(Element boundary records)
================================

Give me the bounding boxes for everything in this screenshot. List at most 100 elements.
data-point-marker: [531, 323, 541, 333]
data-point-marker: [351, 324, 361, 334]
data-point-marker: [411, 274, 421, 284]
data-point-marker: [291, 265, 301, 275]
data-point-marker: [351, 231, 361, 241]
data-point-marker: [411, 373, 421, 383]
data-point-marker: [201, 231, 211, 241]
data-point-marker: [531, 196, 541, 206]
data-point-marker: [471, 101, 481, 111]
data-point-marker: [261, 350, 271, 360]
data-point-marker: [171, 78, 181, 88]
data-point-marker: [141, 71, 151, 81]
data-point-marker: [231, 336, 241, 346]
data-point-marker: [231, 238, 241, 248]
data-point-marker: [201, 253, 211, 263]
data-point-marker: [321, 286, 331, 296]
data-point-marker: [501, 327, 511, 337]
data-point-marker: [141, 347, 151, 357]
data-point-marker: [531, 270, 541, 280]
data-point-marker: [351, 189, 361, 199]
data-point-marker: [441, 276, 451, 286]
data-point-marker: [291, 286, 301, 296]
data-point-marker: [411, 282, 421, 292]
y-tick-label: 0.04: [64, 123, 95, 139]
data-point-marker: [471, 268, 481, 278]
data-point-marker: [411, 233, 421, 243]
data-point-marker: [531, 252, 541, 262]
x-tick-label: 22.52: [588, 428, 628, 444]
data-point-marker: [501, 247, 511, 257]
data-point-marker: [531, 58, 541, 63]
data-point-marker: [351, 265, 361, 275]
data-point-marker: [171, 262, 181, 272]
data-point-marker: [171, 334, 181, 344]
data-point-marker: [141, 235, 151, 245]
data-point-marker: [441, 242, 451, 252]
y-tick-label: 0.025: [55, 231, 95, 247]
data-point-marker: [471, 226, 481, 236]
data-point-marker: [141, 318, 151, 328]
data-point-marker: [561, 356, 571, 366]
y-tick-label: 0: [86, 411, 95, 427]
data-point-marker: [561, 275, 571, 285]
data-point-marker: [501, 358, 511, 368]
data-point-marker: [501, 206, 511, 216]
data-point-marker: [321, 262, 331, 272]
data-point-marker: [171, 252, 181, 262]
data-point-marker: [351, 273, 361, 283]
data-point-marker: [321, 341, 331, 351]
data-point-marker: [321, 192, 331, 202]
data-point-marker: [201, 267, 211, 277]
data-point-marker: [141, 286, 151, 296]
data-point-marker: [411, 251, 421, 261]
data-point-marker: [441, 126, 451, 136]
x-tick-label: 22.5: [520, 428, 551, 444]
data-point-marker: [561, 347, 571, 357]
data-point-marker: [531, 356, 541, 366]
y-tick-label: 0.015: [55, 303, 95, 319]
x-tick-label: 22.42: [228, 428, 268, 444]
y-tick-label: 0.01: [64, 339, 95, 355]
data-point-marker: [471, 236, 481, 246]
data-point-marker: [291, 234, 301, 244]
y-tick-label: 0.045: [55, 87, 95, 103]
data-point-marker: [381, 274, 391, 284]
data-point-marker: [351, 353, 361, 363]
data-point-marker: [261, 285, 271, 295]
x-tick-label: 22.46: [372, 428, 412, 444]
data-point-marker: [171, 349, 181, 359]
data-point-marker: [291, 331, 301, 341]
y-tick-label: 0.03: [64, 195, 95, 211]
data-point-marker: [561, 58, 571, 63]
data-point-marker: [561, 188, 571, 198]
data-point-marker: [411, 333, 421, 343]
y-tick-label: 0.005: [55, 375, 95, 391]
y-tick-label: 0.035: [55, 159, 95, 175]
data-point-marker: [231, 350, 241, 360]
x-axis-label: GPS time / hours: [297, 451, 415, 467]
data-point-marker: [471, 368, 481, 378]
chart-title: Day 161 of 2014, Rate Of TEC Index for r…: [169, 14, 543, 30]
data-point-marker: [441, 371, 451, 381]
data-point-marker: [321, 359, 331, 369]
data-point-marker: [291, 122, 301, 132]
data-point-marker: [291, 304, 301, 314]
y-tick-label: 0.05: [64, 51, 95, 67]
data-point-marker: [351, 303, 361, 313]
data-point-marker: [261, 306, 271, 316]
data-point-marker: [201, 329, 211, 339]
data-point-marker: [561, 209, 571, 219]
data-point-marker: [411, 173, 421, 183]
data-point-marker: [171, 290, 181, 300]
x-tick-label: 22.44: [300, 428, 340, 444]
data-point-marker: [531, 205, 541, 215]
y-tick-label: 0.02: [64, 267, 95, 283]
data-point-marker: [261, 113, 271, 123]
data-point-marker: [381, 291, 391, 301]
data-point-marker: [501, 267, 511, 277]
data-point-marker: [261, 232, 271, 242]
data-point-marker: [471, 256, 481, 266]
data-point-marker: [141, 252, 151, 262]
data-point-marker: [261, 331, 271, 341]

================================

Exercise details | Copy the records from their first line up to and including the line with "data-point-marker: [471, 268, 481, 278]", putting "vertical-axis-label" in place of "y-tick-label" and leaving everything else the same.

Task answer |
Give me the bounding boxes for everything in this screenshot. List at most 100 elements.
data-point-marker: [531, 323, 541, 333]
data-point-marker: [351, 324, 361, 334]
data-point-marker: [411, 274, 421, 284]
data-point-marker: [291, 265, 301, 275]
data-point-marker: [351, 231, 361, 241]
data-point-marker: [411, 373, 421, 383]
data-point-marker: [201, 231, 211, 241]
data-point-marker: [531, 196, 541, 206]
data-point-marker: [471, 101, 481, 111]
data-point-marker: [261, 350, 271, 360]
data-point-marker: [171, 78, 181, 88]
data-point-marker: [141, 71, 151, 81]
data-point-marker: [231, 336, 241, 346]
data-point-marker: [231, 238, 241, 248]
data-point-marker: [201, 253, 211, 263]
data-point-marker: [321, 286, 331, 296]
data-point-marker: [501, 327, 511, 337]
data-point-marker: [141, 347, 151, 357]
data-point-marker: [531, 270, 541, 280]
data-point-marker: [351, 189, 361, 199]
data-point-marker: [441, 276, 451, 286]
data-point-marker: [291, 286, 301, 296]
data-point-marker: [411, 282, 421, 292]
vertical-axis-label: 0.04: [64, 123, 95, 139]
data-point-marker: [471, 268, 481, 278]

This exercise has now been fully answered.